The data below should be restated word for word, with every picture omitted.

### [Recorded data]

----

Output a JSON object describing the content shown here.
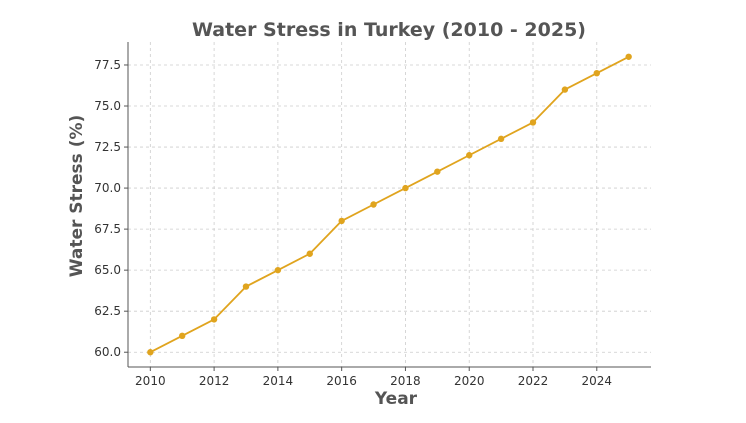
{
  "chart_data": {
    "type": "line",
    "title": "Water Stress in Turkey (2010 - 2025)",
    "xlabel": "Year",
    "ylabel": "Water Stress (%)",
    "x": [
      2010,
      2011,
      2012,
      2013,
      2014,
      2015,
      2016,
      2017,
      2018,
      2019,
      2020,
      2021,
      2022,
      2023,
      2024,
      2025
    ],
    "series": [
      {
        "values": [
          60,
          61,
          62,
          64,
          65,
          66,
          68,
          69,
          70,
          71,
          72,
          73,
          74,
          76,
          77,
          78
        ],
        "color": "#E0A41E"
      }
    ],
    "xticks": [
      "2010",
      "2012",
      "2014",
      "2016",
      "2018",
      "2020",
      "2022",
      "2024"
    ],
    "yticks": [
      "60.0",
      "62.5",
      "65.0",
      "67.5",
      "70.0",
      "72.5",
      "75.0",
      "77.5"
    ],
    "xlim": [
      2009.3,
      2025.7
    ],
    "ylim": [
      59.1,
      78.9
    ],
    "grid": true,
    "grid_style": "dashed",
    "marker": "circle"
  }
}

----

### [Output below]
Output a JSON object describing the content shown here.
{
  "chart_data": {
    "type": "line",
    "title": "Water Stress in Turkey (2010 - 2025)",
    "xlabel": "Year",
    "ylabel": "Water Stress (%)",
    "x": [
      2010,
      2011,
      2012,
      2013,
      2014,
      2015,
      2016,
      2017,
      2018,
      2019,
      2020,
      2021,
      2022,
      2023,
      2024,
      2025
    ],
    "series": [
      {
        "values": [
          60,
          61,
          62,
          64,
          65,
          66,
          68,
          69,
          70,
          71,
          72,
          73,
          74,
          76,
          77,
          78
        ],
        "color": "#E0A41E"
      }
    ],
    "xticks": [
      "2010",
      "2012",
      "2014",
      "2016",
      "2018",
      "2020",
      "2022",
      "2024"
    ],
    "yticks": [
      "60.0",
      "62.5",
      "65.0",
      "67.5",
      "70.0",
      "72.5",
      "75.0",
      "77.5"
    ],
    "xlim": [
      2009.3,
      2025.7
    ],
    "ylim": [
      59.1,
      78.9
    ],
    "grid": true,
    "grid_style": "dashed",
    "marker": "circle"
  }
}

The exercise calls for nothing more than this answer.